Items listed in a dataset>
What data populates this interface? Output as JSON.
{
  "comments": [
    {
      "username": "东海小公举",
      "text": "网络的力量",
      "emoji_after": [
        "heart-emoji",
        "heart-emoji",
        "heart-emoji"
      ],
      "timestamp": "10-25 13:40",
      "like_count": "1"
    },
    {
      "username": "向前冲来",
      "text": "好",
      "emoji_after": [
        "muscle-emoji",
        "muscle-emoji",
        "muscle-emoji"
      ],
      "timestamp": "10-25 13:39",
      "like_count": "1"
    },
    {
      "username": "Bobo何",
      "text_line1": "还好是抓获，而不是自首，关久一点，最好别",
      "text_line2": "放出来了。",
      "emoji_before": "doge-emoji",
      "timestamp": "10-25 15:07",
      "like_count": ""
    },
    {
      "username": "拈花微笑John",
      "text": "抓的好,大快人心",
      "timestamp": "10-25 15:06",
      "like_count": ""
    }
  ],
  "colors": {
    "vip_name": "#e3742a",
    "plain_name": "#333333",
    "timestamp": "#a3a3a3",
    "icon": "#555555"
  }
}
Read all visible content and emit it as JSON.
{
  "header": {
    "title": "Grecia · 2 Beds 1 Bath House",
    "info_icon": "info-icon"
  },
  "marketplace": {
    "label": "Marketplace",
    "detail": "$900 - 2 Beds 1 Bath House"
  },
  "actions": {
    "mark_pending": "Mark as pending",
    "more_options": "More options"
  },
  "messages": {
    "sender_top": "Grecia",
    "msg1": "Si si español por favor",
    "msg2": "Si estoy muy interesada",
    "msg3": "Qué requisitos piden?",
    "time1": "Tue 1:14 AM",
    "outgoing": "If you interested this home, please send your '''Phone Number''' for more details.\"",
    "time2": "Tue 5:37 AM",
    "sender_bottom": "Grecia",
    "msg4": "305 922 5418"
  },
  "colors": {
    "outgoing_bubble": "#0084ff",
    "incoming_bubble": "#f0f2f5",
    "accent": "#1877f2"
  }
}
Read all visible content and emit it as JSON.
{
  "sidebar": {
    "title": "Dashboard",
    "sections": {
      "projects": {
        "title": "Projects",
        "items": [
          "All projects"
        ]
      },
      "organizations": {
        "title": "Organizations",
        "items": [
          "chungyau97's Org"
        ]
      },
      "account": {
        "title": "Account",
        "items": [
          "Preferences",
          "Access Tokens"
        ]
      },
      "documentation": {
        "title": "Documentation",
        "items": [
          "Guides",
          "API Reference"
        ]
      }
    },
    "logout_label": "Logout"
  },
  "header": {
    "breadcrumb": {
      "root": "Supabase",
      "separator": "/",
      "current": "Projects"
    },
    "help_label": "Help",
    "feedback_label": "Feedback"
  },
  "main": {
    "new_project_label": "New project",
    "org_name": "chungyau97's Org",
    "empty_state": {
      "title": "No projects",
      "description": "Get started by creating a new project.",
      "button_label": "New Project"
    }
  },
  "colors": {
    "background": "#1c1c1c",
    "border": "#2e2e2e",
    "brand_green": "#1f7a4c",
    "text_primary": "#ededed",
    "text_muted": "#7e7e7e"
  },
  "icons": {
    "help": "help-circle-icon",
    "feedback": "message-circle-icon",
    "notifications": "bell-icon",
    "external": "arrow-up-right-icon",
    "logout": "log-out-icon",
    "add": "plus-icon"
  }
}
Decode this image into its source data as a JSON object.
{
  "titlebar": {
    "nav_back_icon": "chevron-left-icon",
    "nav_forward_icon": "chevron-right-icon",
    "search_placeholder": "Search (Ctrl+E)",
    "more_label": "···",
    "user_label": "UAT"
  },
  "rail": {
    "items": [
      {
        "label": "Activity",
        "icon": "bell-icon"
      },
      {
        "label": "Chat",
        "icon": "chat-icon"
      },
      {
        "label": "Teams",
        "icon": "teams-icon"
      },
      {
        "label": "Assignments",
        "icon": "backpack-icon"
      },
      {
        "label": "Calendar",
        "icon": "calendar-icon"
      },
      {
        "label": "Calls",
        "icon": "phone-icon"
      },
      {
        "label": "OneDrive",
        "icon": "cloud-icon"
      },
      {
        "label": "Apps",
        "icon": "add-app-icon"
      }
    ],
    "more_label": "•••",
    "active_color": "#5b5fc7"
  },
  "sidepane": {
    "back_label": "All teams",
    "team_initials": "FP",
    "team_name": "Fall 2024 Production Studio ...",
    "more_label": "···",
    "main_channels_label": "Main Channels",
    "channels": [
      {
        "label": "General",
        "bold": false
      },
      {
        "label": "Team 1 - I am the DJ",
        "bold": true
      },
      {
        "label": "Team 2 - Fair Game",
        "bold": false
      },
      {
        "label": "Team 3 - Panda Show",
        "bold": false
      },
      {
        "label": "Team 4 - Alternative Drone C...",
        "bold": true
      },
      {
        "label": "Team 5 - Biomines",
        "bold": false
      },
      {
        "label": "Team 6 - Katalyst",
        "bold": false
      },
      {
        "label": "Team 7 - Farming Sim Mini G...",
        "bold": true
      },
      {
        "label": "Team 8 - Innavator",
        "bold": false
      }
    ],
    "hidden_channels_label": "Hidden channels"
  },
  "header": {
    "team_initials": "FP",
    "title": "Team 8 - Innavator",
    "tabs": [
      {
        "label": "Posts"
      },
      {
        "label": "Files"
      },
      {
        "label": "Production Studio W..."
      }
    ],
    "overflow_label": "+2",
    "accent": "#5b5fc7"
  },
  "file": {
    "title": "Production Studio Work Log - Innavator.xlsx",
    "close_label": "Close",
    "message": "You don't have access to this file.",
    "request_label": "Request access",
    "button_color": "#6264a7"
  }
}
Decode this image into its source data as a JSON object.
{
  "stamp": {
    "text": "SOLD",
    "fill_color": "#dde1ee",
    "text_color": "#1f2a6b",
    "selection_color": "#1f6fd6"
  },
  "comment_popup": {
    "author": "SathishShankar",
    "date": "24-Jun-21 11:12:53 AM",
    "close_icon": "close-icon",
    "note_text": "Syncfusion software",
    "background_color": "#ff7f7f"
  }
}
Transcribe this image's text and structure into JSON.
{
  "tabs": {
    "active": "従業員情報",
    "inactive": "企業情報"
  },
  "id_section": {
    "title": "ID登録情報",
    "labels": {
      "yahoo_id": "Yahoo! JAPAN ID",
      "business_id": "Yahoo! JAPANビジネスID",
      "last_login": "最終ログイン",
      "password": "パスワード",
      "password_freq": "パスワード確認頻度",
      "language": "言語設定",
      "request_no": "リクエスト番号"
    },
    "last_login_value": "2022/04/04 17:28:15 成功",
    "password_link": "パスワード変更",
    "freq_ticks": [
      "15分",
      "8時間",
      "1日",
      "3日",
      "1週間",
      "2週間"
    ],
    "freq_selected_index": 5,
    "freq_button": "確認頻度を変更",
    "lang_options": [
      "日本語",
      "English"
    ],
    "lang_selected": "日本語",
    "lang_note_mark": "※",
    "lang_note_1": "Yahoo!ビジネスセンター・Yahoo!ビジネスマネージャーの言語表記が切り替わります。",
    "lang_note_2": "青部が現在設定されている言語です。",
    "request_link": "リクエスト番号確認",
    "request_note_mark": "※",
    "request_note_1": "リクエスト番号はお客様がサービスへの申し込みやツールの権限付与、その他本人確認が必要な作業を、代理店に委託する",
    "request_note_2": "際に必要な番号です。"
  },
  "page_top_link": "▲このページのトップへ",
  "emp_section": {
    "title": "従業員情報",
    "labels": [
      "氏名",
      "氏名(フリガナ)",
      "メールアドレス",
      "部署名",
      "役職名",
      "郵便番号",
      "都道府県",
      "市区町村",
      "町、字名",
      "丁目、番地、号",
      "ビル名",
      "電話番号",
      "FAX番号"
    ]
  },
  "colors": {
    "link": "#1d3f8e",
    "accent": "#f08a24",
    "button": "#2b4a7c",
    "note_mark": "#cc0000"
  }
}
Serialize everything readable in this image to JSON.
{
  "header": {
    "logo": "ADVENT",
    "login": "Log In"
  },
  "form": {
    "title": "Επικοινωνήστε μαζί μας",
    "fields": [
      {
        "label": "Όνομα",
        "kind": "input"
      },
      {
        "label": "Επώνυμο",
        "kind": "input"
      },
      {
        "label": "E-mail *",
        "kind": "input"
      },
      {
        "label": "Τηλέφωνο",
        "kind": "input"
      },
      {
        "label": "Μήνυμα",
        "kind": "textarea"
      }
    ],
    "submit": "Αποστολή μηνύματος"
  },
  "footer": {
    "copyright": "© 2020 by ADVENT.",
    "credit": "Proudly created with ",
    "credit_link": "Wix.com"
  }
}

WORK INSTRUCTIONS> Check all the records above and select each line where the string "image" is found.

EXERCISE RESULT>
Decode this image into its source data as a JSON object.
Decode this image into its source data as a JSON object.
Transcribe this image's text and structure into JSON.
Serialize everything readable in this image to JSON.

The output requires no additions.